文書抜粋:
# # # #

- 株式会社ユーザベース
- Corporate統括 執行役員
- 松井 しのぶ
「DO」と「DON’T」で自社のバリューを明文化。ユーザベース「31の約束」の存在意義
〜行動指針をより噛み砕いて明文化する「カルチャー・ブック」を制作!グローバルに拡大する組織内に、共通の価値観を浸透させた方法とは〜
近年、自社に共通の価値観を「バリュー(行動規範)」として明文化し、重視する企業が増えてきている。しかし、バリューを定めたものの、その浸透に課題を抱えるケースは珍しくない。
2018年7月に米国発クオリティ経済メディア「Quartz」を買収するなど、「経済情報で、世界を変える」というミッションのもと、グローバルに事業を拡大する株式会社ユーザベース。
現在は海外に6拠点を構え、グループ全体の従業員数は240名を超える(※2017年12月時点)。
同社では、従業員数が30名を超え、内部崩壊の危機に直面した2012年に、企業にとっての共通の価値観となるバリューの重要さに気付き、「7つのルール」を定義した。
そして2016年には、異なるバックグラウンドを持つメンバーがより共通の理解を持てるよう、「7つのルール」をブレイクダウンした「31の約束」を制作。
31の約束は、いわば「カルチャー・ブック」と呼ばれるような存在だ。7つのルールと対になる形で、「DO(すべきこと)」と「DON’T(すべきでないこと)」を、イラストを交えて冊子にまとめている。
同社コーポレート本部で執行役員を務める松井 しのぶさんは、「31の約束は、皆にとって『法律』ではなく、困った時にふと思い出して活用されるような存在」だと話す。
今回は松井さんに、同社が31の約束を作った背景から、作成のプロセス、その活用法まで、詳しくお伺いした。
「何となくこんな感じ」では伝わらない、共通の価値観を言語化
「31の約束」を作ったのは、2016年10月の上場のタイミングとほぼ同じ時期です。
当時は、従業員数が200人を超えてきた頃でした。そのくらいの規模になると、バリューである「7つのルール」を理解はできていても、実体験を伴って語れるほどには染み込んでないメンバーの数も多くなってくるんですよね。
バリューというのは、日々の中で、「AもBも正しいんだけど、どちらがユーザベースらしいか」を考えるポイントがあった場合に、立ち戻るようなものだと思っていて。

# # # #

作業用データ:
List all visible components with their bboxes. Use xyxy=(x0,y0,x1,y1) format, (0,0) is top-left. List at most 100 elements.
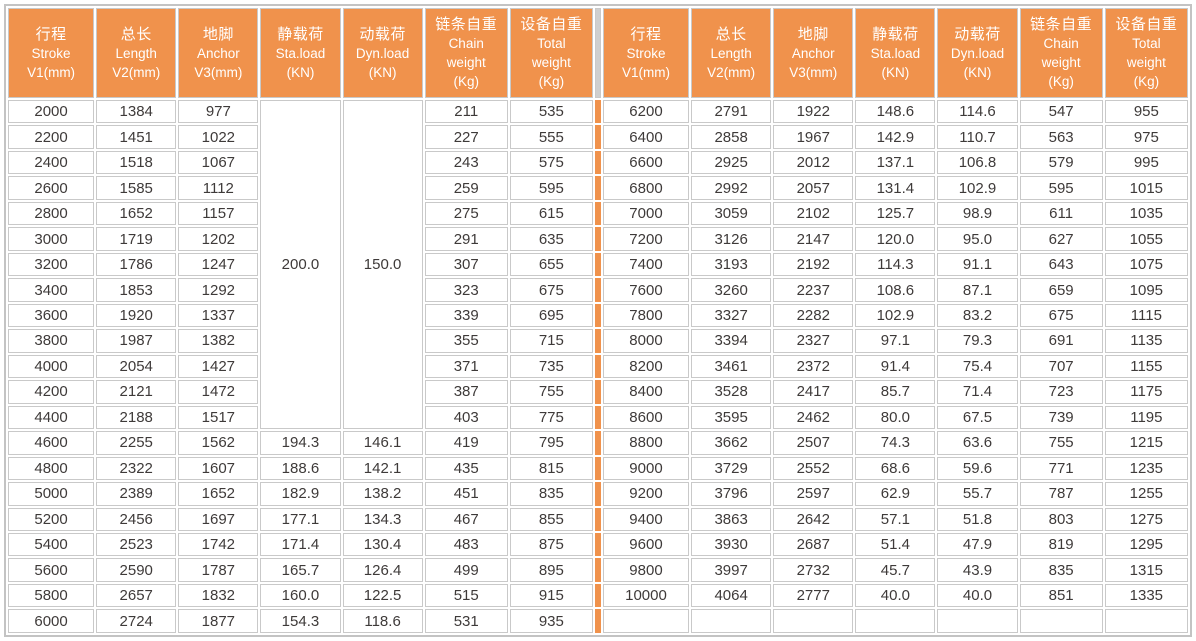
table-row: 5400 2523 1742 171.4 130.4 483 875 9600 3930 2687… xyxy=(8,532,1188,557)
table-cell: 3200 xyxy=(8,252,95,277)
column-header-en: Sta.load xyxy=(275,45,326,61)
section-divider xyxy=(594,558,601,582)
table-cell: 1315 xyxy=(1104,558,1188,582)
table-row: 6000 2724 1877 154.3 118.6 531 935 xyxy=(8,609,1188,633)
section-divider xyxy=(594,150,601,175)
table-cell: 5600 xyxy=(8,558,95,582)
table-cell: 4000 xyxy=(8,354,95,379)
table-cell: 1652 xyxy=(178,482,259,506)
table-cell: 691 xyxy=(1019,329,1103,353)
column-header-cn: 链条自重 xyxy=(435,16,498,33)
table-cell: 5000 xyxy=(8,482,95,506)
column-header-en: Dyn.load xyxy=(355,45,410,61)
table-cell xyxy=(1019,609,1103,633)
table-cell: 95.0 xyxy=(937,227,1018,251)
table-cell: 1451 xyxy=(96,125,177,149)
table-cell xyxy=(602,609,690,633)
table-row: 4800 2322 1607 188.6 142.1 435 815 9000 3729 2552… xyxy=(8,456,1188,481)
table-cell: 45.7 xyxy=(855,558,936,582)
column-header-en: (Kg) xyxy=(1133,74,1160,89)
table-cell: 1195 xyxy=(1104,405,1188,430)
column-header-en: (KN) xyxy=(368,64,397,80)
table-cell: 695 xyxy=(509,303,593,328)
section-divider xyxy=(594,456,601,481)
table-cell: 68.6 xyxy=(855,456,936,481)
table-cell: 3260 xyxy=(691,278,772,302)
table-row: 4600 2255 1562 194.3 146.1 419 795 8800 3662 2507… xyxy=(8,431,1188,455)
column-header: 行程 Stroke V1(mm) xyxy=(602,8,690,98)
table-cell: 935 xyxy=(509,609,593,633)
table-cell: 563 xyxy=(1019,125,1103,149)
merged-load-cell: 150.0 xyxy=(342,100,423,430)
table-cell: 977 xyxy=(178,100,259,124)
table-cell: 6000 xyxy=(8,609,95,633)
table-cell: 98.9 xyxy=(937,201,1018,226)
table-cell: 2800 xyxy=(8,201,95,226)
table-cell: 3461 xyxy=(691,354,772,379)
column-header: 设备自重 Total weight (Kg) xyxy=(1104,8,1188,98)
table-cell: 575 xyxy=(509,150,593,175)
table-cell: 9800 xyxy=(602,558,690,582)
table-cell: 137.1 xyxy=(855,150,936,175)
table-cell: 1202 xyxy=(178,227,259,251)
column-header: 链条自重 Chain weight (Kg) xyxy=(424,8,508,98)
table-cell: 1607 xyxy=(178,456,259,481)
merged-load-cell: 200.0 xyxy=(260,100,341,430)
table-cell: 7200 xyxy=(602,227,690,251)
table-cell: 138.2 xyxy=(342,482,423,506)
table-cell: 675 xyxy=(1019,303,1103,328)
table-cell: 2858 xyxy=(691,125,772,149)
table-cell: 122.5 xyxy=(342,583,423,608)
table-cell: 74.3 xyxy=(855,431,936,455)
table-cell: 2417 xyxy=(773,380,854,404)
table-cell: 57.1 xyxy=(855,507,936,531)
table-cell: 47.9 xyxy=(937,532,1018,557)
table-cell: 55.7 xyxy=(937,482,1018,506)
column-header-en: V1(mm) xyxy=(621,64,670,80)
table-cell: 2400 xyxy=(8,150,95,175)
table-cell: 59.6 xyxy=(937,456,1018,481)
table-cell: 4600 xyxy=(8,431,95,455)
table-cell: 707 xyxy=(1019,354,1103,379)
table-cell: 835 xyxy=(509,482,593,506)
table-cell: 83.2 xyxy=(937,303,1018,328)
table-cell: 1175 xyxy=(1104,380,1188,404)
table-cell: 2327 xyxy=(773,329,854,353)
table-cell: 79.3 xyxy=(937,329,1018,353)
table-cell: 71.4 xyxy=(937,380,1018,404)
table-cell: 1215 xyxy=(1104,431,1188,455)
table-cell: 1157 xyxy=(178,201,259,226)
table-cell: 142.1 xyxy=(342,456,423,481)
column-header-en: weight xyxy=(1041,55,1081,70)
table-cell: 1022 xyxy=(178,125,259,149)
table-cell: 1055 xyxy=(1104,227,1188,251)
column-header-cn: 行程 xyxy=(35,25,67,43)
table-row: 3000 1719 1202 291 635 7200 3126 2147 120.0 95.0 6… xyxy=(8,227,1188,251)
table-cell: 1472 xyxy=(178,380,259,404)
section-divider-header xyxy=(594,8,601,98)
column-header-en: Chain xyxy=(448,36,484,51)
table-cell: 43.9 xyxy=(937,558,1018,582)
table-cell: 3729 xyxy=(691,456,772,481)
table-cell: 40.0 xyxy=(855,583,936,608)
section-divider xyxy=(594,507,601,531)
table-cell: 2147 xyxy=(773,227,854,251)
column-header-en: V2(mm) xyxy=(707,64,756,80)
column-header-en: V3(mm) xyxy=(789,64,838,80)
table-cell: 3595 xyxy=(691,405,772,430)
table-row: 3400 1853 1292 323 675 7600 3260 2237 108.6 87.1 6… xyxy=(8,278,1188,302)
table-cell: 4800 xyxy=(8,456,95,481)
table-cell: 655 xyxy=(509,252,593,277)
table-cell: 3863 xyxy=(691,507,772,531)
column-header-en: Anchor xyxy=(791,45,835,61)
table-cell: 2456 xyxy=(96,507,177,531)
table-cell: 3400 xyxy=(8,278,95,302)
table-cell: 1987 xyxy=(96,329,177,353)
table-cell: 259 xyxy=(424,176,508,200)
table-cell: 91.1 xyxy=(937,252,1018,277)
table-cell: 243 xyxy=(424,150,508,175)
section-divider xyxy=(594,609,601,633)
table-cell: 3930 xyxy=(691,532,772,557)
table-cell: 2992 xyxy=(691,176,772,200)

# # # #

実施タスク:
[a] ユーザベースのバリューに関する記事から、「現在は海外に6拠点を構え、グ」で始まり「されるような存在」だと話す。」で終わる部分を一字一句変えずに抜き出してください。
[b] レコードの中から、「链条自重」という文字列を含む行をすべて抜き出してください。大文字と小文字は区別するものとします。

出力結果:
[a]
現在は海外に6拠点を構え、グループ全体の従業員数は240名を超える(※2017年12月時点)。
同社では、従業員数が30名を超え、内部崩壊の危機に直面した2012年に、企業にとっての共通の価値観となるバリューの重要さに気付き、「7つのルール」を定義した。
そして2016年には、異なるバックグラウンドを持つメンバーがより共通の理解を持てるよう、「7つのルール」をブレイクダウンした「31の約束」を制作。
31の約束は、いわば「カルチャー・ブック」と呼ばれるような存在だ。7つのルールと対になる形で、「DO(すべきこと)」と「DON’T(すべきでないこと)」を、イラストを交えて冊子にまとめている。
同社コーポレート本部で執行役員を務める松井 しのぶさんは、「31の約束は、皆にとって『法律』ではなく、困った時にふと思い出して活用されるような存在」だと話す。

[b]
column-header-cn: 链条自重 xyxy=(435,16,498,33)
column-header: 链条自重 Chain weight (Kg) xyxy=(424,8,508,98)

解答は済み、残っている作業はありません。